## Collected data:
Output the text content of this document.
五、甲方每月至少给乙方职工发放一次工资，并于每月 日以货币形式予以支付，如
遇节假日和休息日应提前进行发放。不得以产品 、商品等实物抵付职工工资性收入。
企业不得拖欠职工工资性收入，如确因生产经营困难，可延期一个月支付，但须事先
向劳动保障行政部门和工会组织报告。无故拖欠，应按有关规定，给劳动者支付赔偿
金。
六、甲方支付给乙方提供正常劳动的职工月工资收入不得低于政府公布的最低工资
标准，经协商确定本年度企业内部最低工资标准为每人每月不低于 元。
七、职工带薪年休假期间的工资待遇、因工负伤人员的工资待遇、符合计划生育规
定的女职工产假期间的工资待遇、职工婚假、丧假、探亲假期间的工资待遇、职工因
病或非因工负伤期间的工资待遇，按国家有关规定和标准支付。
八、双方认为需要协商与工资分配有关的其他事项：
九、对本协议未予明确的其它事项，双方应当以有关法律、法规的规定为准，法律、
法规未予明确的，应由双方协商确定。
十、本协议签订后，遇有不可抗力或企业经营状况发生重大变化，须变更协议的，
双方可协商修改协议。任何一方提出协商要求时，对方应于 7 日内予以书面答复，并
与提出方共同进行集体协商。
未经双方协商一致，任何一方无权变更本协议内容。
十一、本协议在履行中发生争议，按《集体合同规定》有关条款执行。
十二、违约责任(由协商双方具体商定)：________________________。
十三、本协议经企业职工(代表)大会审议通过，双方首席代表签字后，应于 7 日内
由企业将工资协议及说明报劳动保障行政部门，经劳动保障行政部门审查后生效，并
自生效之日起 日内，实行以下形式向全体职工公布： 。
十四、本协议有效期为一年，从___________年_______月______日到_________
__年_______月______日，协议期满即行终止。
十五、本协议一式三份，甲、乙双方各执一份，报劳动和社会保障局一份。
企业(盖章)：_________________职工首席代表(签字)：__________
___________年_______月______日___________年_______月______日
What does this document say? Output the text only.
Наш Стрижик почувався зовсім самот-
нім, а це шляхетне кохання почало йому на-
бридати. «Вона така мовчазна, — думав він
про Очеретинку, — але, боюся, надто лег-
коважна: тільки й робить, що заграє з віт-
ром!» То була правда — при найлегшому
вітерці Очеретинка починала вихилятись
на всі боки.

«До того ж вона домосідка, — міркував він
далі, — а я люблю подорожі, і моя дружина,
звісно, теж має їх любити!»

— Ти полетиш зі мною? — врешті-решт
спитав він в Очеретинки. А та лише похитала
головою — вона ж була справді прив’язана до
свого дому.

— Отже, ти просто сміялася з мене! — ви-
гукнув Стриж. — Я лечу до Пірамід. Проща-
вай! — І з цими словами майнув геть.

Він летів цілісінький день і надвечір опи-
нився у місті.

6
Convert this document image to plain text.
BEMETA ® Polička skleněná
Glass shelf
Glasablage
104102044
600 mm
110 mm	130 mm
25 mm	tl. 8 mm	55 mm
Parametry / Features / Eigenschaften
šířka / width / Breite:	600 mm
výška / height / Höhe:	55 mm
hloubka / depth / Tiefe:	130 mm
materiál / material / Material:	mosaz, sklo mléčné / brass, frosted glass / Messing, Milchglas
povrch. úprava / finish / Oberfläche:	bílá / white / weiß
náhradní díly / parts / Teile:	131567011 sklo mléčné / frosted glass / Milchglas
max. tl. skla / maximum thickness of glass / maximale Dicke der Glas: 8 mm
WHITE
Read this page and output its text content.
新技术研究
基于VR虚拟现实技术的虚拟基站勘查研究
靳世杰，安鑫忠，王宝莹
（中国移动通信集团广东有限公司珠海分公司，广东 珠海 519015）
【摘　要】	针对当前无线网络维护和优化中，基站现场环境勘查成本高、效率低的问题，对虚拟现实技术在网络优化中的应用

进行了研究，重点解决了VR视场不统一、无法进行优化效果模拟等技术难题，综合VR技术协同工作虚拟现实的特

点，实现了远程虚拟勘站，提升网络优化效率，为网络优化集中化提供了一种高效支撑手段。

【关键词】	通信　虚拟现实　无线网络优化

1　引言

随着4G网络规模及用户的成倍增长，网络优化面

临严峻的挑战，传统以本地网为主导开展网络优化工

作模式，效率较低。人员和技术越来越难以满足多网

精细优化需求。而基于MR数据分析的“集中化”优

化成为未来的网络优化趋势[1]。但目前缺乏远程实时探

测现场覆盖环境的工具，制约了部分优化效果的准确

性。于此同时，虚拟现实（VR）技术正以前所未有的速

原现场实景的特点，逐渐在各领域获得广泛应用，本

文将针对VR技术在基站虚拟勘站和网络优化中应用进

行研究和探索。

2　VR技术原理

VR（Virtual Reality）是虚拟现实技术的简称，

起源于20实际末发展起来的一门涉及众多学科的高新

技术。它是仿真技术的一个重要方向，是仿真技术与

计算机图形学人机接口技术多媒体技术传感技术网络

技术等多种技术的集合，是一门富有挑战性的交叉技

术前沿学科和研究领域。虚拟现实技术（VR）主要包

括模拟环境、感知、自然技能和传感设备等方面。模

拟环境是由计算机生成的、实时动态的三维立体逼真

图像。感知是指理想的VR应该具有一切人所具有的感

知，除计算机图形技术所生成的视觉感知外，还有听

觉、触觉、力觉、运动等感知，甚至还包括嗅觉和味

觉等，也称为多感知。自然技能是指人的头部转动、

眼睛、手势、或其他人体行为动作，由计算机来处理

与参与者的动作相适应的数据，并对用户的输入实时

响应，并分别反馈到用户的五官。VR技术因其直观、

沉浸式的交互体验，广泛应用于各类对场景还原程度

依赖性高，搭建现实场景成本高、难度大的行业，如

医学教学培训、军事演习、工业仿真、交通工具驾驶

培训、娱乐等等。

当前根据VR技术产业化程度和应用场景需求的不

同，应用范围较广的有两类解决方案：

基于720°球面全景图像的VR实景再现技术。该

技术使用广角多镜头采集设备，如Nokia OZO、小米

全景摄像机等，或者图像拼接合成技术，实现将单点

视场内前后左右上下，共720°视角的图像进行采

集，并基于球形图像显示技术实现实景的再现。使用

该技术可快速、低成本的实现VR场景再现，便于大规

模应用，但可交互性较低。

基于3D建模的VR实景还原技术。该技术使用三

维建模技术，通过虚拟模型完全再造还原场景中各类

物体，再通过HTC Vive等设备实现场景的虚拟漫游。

## What is asked:
Reproduce the entries above in full, verbatim.

## Exercise result:
Output the text content of this document.
五、甲方每月至少给乙方职工发放一次工资，并于每月 日以货币形式予以支付，如
遇节假日和休息日应提前进行发放。不得以产品 、商品等实物抵付职工工资性收入。
企业不得拖欠职工工资性收入，如确因生产经营困难，可延期一个月支付，但须事先
向劳动保障行政部门和工会组织报告。无故拖欠，应按有关规定，给劳动者支付赔偿
金。
六、甲方支付给乙方提供正常劳动的职工月工资收入不得低于政府公布的最低工资
标准，经协商确定本年度企业内部最低工资标准为每人每月不低于 元。
七、职工带薪年休假期间的工资待遇、因工负伤人员的工资待遇、符合计划生育规
定的女职工产假期间的工资待遇、职工婚假、丧假、探亲假期间的工资待遇、职工因
病或非因工负伤期间的工资待遇，按国家有关规定和标准支付。
八、双方认为需要协商与工资分配有关的其他事项：
九、对本协议未予明确的其它事项，双方应当以有关法律、法规的规定为准，法律、
法规未予明确的，应由双方协商确定。
十、本协议签订后，遇有不可抗力或企业经营状况发生重大变化，须变更协议的，
双方可协商修改协议。任何一方提出协商要求时，对方应于 7 日内予以书面答复，并
与提出方共同进行集体协商。
未经双方协商一致，任何一方无权变更本协议内容。
十一、本协议在履行中发生争议，按《集体合同规定》有关条款执行。
十二、违约责任(由协商双方具体商定)：________________________。
十三、本协议经企业职工(代表)大会审议通过，双方首席代表签字后，应于 7 日内
由企业将工资协议及说明报劳动保障行政部门，经劳动保障行政部门审查后生效，并
自生效之日起 日内，实行以下形式向全体职工公布： 。
十四、本协议有效期为一年，从___________年_______月______日到_________
__年_______月______日，协议期满即行终止。
十五、本协议一式三份，甲、乙双方各执一份，报劳动和社会保障局一份。
企业(盖章)：_________________职工首席代表(签字)：__________
___________年_______月______日___________年_______月______日
What does this document say? Output the text only.
Наш Стрижик почувався зовсім самот-
нім, а це шляхетне кохання почало йому на-
бридати. «Вона така мовчазна, — думав він
про Очеретинку, — але, боюся, надто лег-
коважна: тільки й робить, що заграє з віт-
ром!» То була правда — при найлегшому
вітерці Очеретинка починала вихилятись
на всі боки.

«До того ж вона домосідка, — міркував він
далі, — а я люблю подорожі, і моя дружина,
звісно, теж має їх любити!»

— Ти полетиш зі мною? — врешті-решт
спитав він в Очеретинки. А та лише похитала
головою — вона ж була справді прив’язана до
свого дому.

— Отже, ти просто сміялася з мене! — ви-
гукнув Стриж. — Я лечу до Пірамід. Проща-
вай! — І з цими словами майнув геть.

Він летів цілісінький день і надвечір опи-
нився у місті.

6
Convert this document image to plain text.
BEMETA ® Polička skleněná
Glass shelf
Glasablage
104102044
600 mm
110 mm	130 mm
25 mm	tl. 8 mm	55 mm
Parametry / Features / Eigenschaften
šířka / width / Breite:	600 mm
výška / height / Höhe:	55 mm
hloubka / depth / Tiefe:	130 mm
materiál / material / Material:	mosaz, sklo mléčné / brass, frosted glass / Messing, Milchglas
povrch. úprava / finish / Oberfläche:	bílá / white / weiß
náhradní díly / parts / Teile:	131567011 sklo mléčné / frosted glass / Milchglas
max. tl. skla / maximum thickness of glass / maximale Dicke der Glas: 8 mm
WHITE
Read this page and output its text content.
新技术研究
基于VR虚拟现实技术的虚拟基站勘查研究
靳世杰，安鑫忠，王宝莹
（中国移动通信集团广东有限公司珠海分公司，广东 珠海 519015）
【摘　要】	针对当前无线网络维护和优化中，基站现场环境勘查成本高、效率低的问题，对虚拟现实技术在网络优化中的应用

进行了研究，重点解决了VR视场不统一、无法进行优化效果模拟等技术难题，综合VR技术协同工作虚拟现实的特

点，实现了远程虚拟勘站，提升网络优化效率，为网络优化集中化提供了一种高效支撑手段。

【关键词】	通信　虚拟现实　无线网络优化

1　引言

随着4G网络规模及用户的成倍增长，网络优化面

临严峻的挑战，传统以本地网为主导开展网络优化工

作模式，效率较低。人员和技术越来越难以满足多网

精细优化需求。而基于MR数据分析的“集中化”优

化成为未来的网络优化趋势[1]。但目前缺乏远程实时探

测现场覆盖环境的工具，制约了部分优化效果的准确

性。于此同时，虚拟现实（VR）技术正以前所未有的速

原现场实景的特点，逐渐在各领域获得广泛应用，本

文将针对VR技术在基站虚拟勘站和网络优化中应用进

行研究和探索。

2　VR技术原理

VR（Virtual Reality）是虚拟现实技术的简称，

起源于20实际末发展起来的一门涉及众多学科的高新

技术。它是仿真技术的一个重要方向，是仿真技术与

计算机图形学人机接口技术多媒体技术传感技术网络

技术等多种技术的集合，是一门富有挑战性的交叉技

术前沿学科和研究领域。虚拟现实技术（VR）主要包

括模拟环境、感知、自然技能和传感设备等方面。模

拟环境是由计算机生成的、实时动态的三维立体逼真

图像。感知是指理想的VR应该具有一切人所具有的感

知，除计算机图形技术所生成的视觉感知外，还有听

觉、触觉、力觉、运动等感知，甚至还包括嗅觉和味

觉等，也称为多感知。自然技能是指人的头部转动、

眼睛、手势、或其他人体行为动作，由计算机来处理

与参与者的动作相适应的数据，并对用户的输入实时

响应，并分别反馈到用户的五官。VR技术因其直观、

沉浸式的交互体验，广泛应用于各类对场景还原程度

依赖性高，搭建现实场景成本高、难度大的行业，如

医学教学培训、军事演习、工业仿真、交通工具驾驶

培训、娱乐等等。

当前根据VR技术产业化程度和应用场景需求的不

同，应用范围较广的有两类解决方案：

基于720°球面全景图像的VR实景再现技术。该

技术使用广角多镜头采集设备，如Nokia OZO、小米

全景摄像机等，或者图像拼接合成技术，实现将单点

视场内前后左右上下，共720°视角的图像进行采

集，并基于球形图像显示技术实现实景的再现。使用

该技术可快速、低成本的实现VR场景再现，便于大规

模应用，但可交互性较低。

基于3D建模的VR实景还原技术。该技术使用三

维建模技术，通过虚拟模型完全再造还原场景中各类

物体，再通过HTC Vive等设备实现场景的虚拟漫游。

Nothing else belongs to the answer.